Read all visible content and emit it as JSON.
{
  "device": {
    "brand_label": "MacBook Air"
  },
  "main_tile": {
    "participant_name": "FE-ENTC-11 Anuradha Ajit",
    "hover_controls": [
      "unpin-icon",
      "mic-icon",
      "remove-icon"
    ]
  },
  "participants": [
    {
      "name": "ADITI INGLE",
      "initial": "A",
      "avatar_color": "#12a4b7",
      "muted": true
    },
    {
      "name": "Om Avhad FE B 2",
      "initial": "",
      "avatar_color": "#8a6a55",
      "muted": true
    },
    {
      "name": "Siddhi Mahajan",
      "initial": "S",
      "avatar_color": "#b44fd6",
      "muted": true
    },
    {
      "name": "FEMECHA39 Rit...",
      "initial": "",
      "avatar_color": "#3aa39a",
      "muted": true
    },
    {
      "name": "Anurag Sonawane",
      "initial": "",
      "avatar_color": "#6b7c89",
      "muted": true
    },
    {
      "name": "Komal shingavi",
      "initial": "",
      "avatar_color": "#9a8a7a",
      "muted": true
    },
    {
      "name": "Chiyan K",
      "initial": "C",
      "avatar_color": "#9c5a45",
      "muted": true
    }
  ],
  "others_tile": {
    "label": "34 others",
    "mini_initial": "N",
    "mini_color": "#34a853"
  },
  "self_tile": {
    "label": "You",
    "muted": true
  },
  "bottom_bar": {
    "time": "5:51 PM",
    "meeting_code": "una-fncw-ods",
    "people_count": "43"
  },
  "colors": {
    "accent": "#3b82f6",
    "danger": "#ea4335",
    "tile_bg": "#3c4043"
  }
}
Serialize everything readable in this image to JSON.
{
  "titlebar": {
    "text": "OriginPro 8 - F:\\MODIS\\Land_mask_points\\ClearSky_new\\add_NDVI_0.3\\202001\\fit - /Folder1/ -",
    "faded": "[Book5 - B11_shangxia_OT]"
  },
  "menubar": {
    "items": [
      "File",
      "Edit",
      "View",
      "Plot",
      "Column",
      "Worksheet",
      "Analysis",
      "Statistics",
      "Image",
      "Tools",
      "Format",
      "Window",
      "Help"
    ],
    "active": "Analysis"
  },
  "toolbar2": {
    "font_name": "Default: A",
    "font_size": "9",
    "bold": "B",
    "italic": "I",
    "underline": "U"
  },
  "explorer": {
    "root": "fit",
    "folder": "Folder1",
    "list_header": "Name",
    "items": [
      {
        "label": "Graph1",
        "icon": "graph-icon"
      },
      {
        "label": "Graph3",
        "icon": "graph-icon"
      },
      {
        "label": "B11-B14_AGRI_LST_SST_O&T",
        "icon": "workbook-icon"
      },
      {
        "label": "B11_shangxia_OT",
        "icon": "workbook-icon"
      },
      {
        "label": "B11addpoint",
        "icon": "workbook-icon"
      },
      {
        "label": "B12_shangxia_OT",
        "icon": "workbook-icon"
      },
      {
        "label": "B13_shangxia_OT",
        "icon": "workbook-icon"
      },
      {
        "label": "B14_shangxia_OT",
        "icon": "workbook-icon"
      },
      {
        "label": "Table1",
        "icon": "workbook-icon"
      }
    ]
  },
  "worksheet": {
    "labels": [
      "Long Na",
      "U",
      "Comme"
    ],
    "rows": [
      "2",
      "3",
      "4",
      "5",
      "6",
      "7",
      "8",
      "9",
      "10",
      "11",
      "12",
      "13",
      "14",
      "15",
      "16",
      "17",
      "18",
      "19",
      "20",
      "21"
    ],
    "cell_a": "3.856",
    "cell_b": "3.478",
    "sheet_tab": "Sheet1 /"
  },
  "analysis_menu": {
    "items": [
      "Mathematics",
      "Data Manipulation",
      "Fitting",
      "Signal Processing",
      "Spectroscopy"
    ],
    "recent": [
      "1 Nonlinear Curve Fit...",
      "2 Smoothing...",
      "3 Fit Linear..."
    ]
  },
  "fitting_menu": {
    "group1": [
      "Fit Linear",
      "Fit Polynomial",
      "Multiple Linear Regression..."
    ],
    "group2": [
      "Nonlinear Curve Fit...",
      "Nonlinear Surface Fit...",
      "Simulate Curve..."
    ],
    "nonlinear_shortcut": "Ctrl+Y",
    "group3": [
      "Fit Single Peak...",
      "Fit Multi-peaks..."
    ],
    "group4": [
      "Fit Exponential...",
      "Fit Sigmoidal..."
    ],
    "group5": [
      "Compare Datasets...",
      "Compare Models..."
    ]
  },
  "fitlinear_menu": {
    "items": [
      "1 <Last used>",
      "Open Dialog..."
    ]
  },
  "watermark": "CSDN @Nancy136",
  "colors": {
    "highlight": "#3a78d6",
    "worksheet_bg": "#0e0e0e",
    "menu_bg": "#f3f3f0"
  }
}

################

■ Given exercise ■
Show the data once more, exactly as it was written.

■ Solution ■
Read all visible content and emit it as JSON.
{
  "device": {
    "brand_label": "MacBook Air"
  },
  "main_tile": {
    "participant_name": "FE-ENTC-11 Anuradha Ajit",
    "hover_controls": [
      "unpin-icon",
      "mic-icon",
      "remove-icon"
    ]
  },
  "participants": [
    {
      "name": "ADITI INGLE",
      "initial": "A",
      "avatar_color": "#12a4b7",
      "muted": true
    },
    {
      "name": "Om Avhad FE B 2",
      "initial": "",
      "avatar_color": "#8a6a55",
      "muted": true
    },
    {
      "name": "Siddhi Mahajan",
      "initial": "S",
      "avatar_color": "#b44fd6",
      "muted": true
    },
    {
      "name": "FEMECHA39 Rit...",
      "initial": "",
      "avatar_color": "#3aa39a",
      "muted": true
    },
    {
      "name": "Anurag Sonawane",
      "initial": "",
      "avatar_color": "#6b7c89",
      "muted": true
    },
    {
      "name": "Komal shingavi",
      "initial": "",
      "avatar_color": "#9a8a7a",
      "muted": true
    },
    {
      "name": "Chiyan K",
      "initial": "C",
      "avatar_color": "#9c5a45",
      "muted": true
    }
  ],
  "others_tile": {
    "label": "34 others",
    "mini_initial": "N",
    "mini_color": "#34a853"
  },
  "self_tile": {
    "label": "You",
    "muted": true
  },
  "bottom_bar": {
    "time": "5:51 PM",
    "meeting_code": "una-fncw-ods",
    "people_count": "43"
  },
  "colors": {
    "accent": "#3b82f6",
    "danger": "#ea4335",
    "tile_bg": "#3c4043"
  }
}
Serialize everything readable in this image to JSON.
{
  "titlebar": {
    "text": "OriginPro 8 - F:\\MODIS\\Land_mask_points\\ClearSky_new\\add_NDVI_0.3\\202001\\fit - /Folder1/ -",
    "faded": "[Book5 - B11_shangxia_OT]"
  },
  "menubar": {
    "items": [
      "File",
      "Edit",
      "View",
      "Plot",
      "Column",
      "Worksheet",
      "Analysis",
      "Statistics",
      "Image",
      "Tools",
      "Format",
      "Window",
      "Help"
    ],
    "active": "Analysis"
  },
  "toolbar2": {
    "font_name": "Default: A",
    "font_size": "9",
    "bold": "B",
    "italic": "I",
    "underline": "U"
  },
  "explorer": {
    "root": "fit",
    "folder": "Folder1",
    "list_header": "Name",
    "items": [
      {
        "label": "Graph1",
        "icon": "graph-icon"
      },
      {
        "label": "Graph3",
        "icon": "graph-icon"
      },
      {
        "label": "B11-B14_AGRI_LST_SST_O&T",
        "icon": "workbook-icon"
      },
      {
        "label": "B11_shangxia_OT",
        "icon": "workbook-icon"
      },
      {
        "label": "B11addpoint",
        "icon": "workbook-icon"
      },
      {
        "label": "B12_shangxia_OT",
        "icon": "workbook-icon"
      },
      {
        "label": "B13_shangxia_OT",
        "icon": "workbook-icon"
      },
      {
        "label": "B14_shangxia_OT",
        "icon": "workbook-icon"
      },
      {
        "label": "Table1",
        "icon": "workbook-icon"
      }
    ]
  },
  "worksheet": {
    "labels": [
      "Long Na",
      "U",
      "Comme"
    ],
    "rows": [
      "2",
      "3",
      "4",
      "5",
      "6",
      "7",
      "8",
      "9",
      "10",
      "11",
      "12",
      "13",
      "14",
      "15",
      "16",
      "17",
      "18",
      "19",
      "20",
      "21"
    ],
    "cell_a": "3.856",
    "cell_b": "3.478",
    "sheet_tab": "Sheet1 /"
  },
  "analysis_menu": {
    "items": [
      "Mathematics",
      "Data Manipulation",
      "Fitting",
      "Signal Processing",
      "Spectroscopy"
    ],
    "recent": [
      "1 Nonlinear Curve Fit...",
      "2 Smoothing...",
      "3 Fit Linear..."
    ]
  },
  "fitting_menu": {
    "group1": [
      "Fit Linear",
      "Fit Polynomial",
      "Multiple Linear Regression..."
    ],
    "group2": [
      "Nonlinear Curve Fit...",
      "Nonlinear Surface Fit...",
      "Simulate Curve..."
    ],
    "nonlinear_shortcut": "Ctrl+Y",
    "group3": [
      "Fit Single Peak...",
      "Fit Multi-peaks..."
    ],
    "group4": [
      "Fit Exponential...",
      "Fit Sigmoidal..."
    ],
    "group5": [
      "Compare Datasets...",
      "Compare Models..."
    ]
  },
  "fitlinear_menu": {
    "items": [
      "1 <Last used>",
      "Open Dialog..."
    ]
  },
  "watermark": "CSDN @Nancy136",
  "colors": {
    "highlight": "#3a78d6",
    "worksheet_bg": "#0e0e0e",
    "menu_bg": "#f3f3f0"
  }
}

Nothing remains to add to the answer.